## WORK INSTRUCTIONS:
Count the lines below that contain "Ctrl". Give only the number.

## STORED DATA:

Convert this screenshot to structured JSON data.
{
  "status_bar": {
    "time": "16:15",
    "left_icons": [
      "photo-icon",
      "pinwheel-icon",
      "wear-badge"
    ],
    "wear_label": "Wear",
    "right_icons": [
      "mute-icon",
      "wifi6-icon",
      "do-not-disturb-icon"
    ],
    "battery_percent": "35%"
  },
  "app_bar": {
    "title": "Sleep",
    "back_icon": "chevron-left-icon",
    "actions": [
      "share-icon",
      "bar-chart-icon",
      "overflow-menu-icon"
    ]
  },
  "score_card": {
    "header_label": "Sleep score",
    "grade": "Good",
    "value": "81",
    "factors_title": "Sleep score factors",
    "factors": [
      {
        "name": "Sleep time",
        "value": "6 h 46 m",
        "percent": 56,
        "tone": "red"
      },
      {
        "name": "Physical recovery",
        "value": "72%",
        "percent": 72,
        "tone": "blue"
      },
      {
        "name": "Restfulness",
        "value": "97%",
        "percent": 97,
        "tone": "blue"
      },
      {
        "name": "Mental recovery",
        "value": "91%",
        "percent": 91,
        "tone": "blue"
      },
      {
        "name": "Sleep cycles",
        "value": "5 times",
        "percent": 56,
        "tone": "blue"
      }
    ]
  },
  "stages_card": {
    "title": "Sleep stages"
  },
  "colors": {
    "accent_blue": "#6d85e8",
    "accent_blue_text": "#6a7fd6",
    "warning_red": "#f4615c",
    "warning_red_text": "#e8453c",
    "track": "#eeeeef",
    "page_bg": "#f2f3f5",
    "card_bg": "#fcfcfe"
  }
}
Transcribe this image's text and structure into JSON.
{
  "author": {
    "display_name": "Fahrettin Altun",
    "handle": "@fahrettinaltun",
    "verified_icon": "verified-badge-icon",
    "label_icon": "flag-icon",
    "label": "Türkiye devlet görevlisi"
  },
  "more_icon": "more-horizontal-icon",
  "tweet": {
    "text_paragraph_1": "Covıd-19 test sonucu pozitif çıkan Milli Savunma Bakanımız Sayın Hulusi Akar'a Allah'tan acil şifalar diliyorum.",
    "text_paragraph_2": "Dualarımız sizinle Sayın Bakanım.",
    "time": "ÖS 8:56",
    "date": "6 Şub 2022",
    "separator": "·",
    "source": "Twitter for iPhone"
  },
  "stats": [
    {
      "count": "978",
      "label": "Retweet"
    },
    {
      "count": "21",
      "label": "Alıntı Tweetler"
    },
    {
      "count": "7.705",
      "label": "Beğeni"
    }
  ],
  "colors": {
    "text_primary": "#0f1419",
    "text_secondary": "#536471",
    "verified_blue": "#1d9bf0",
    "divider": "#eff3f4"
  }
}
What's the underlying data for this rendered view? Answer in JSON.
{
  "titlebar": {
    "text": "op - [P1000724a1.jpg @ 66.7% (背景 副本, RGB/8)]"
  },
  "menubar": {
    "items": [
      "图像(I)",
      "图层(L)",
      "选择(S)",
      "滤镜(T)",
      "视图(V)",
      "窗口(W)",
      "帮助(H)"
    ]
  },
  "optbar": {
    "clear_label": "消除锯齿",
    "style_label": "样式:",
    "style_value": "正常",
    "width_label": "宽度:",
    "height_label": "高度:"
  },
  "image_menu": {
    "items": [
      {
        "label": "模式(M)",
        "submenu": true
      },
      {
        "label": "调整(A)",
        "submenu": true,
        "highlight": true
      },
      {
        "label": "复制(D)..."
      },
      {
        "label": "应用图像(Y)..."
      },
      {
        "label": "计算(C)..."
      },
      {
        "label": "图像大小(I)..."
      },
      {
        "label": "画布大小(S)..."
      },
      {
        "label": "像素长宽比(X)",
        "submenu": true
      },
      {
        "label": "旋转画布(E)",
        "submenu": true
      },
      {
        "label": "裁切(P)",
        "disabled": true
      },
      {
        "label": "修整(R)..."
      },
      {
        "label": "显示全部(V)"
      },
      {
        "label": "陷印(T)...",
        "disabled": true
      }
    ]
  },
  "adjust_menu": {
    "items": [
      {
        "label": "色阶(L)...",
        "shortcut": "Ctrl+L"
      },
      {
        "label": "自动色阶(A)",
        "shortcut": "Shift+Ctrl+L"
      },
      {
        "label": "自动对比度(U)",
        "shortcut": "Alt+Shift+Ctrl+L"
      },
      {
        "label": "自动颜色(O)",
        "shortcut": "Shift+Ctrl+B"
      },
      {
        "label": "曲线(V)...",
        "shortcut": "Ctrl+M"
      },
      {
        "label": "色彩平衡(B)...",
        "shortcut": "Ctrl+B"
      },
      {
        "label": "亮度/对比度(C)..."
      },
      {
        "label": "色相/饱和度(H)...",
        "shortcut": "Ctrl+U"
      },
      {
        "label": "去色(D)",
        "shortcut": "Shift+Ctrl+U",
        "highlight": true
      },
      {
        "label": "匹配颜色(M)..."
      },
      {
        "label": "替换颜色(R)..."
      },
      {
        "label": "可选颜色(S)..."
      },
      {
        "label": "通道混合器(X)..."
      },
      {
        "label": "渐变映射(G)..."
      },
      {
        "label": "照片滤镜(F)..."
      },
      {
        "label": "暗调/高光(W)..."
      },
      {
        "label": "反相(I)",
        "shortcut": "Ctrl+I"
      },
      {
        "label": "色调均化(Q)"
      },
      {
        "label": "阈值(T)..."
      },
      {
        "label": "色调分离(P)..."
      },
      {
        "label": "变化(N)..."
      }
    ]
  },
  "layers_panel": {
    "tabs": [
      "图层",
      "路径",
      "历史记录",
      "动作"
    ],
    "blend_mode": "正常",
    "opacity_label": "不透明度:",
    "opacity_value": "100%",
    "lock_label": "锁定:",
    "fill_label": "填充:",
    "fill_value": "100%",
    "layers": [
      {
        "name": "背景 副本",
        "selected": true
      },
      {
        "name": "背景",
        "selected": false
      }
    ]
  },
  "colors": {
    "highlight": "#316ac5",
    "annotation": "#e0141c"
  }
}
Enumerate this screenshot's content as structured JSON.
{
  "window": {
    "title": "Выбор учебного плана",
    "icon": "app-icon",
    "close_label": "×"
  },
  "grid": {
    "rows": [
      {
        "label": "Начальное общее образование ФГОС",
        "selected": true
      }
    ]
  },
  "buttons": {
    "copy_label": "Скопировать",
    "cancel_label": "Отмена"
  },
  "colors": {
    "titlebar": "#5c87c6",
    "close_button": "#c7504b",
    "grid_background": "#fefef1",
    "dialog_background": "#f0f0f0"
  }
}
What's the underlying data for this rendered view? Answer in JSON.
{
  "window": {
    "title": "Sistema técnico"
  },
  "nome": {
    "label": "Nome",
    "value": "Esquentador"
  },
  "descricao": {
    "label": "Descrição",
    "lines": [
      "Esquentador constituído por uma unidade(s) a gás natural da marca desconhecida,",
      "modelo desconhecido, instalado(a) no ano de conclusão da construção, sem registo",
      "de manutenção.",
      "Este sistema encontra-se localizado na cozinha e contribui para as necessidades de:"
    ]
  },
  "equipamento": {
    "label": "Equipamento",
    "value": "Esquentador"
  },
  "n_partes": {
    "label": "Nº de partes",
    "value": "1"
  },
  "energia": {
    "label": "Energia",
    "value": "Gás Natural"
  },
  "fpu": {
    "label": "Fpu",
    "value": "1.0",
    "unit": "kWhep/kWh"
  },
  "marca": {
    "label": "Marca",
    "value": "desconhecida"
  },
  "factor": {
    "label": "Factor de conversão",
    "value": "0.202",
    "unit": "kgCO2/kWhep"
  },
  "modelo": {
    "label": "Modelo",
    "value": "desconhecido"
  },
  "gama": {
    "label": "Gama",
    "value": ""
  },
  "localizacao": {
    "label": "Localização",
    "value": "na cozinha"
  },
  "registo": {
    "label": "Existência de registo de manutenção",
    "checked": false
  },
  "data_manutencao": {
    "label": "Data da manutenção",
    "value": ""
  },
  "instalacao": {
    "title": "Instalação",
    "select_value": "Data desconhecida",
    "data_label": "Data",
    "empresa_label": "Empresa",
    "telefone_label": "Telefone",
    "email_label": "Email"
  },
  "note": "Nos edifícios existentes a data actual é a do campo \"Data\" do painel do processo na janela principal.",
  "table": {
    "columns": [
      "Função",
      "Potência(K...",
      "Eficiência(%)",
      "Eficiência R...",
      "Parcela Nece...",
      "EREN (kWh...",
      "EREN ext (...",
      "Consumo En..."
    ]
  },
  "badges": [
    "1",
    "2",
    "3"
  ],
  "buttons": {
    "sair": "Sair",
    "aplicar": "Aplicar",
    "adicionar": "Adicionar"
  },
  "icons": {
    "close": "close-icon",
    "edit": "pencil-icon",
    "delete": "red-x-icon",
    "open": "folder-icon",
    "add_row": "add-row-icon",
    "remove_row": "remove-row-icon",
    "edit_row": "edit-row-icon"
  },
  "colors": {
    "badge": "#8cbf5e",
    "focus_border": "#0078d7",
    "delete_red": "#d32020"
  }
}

## WRITTEN RESPONSE:
9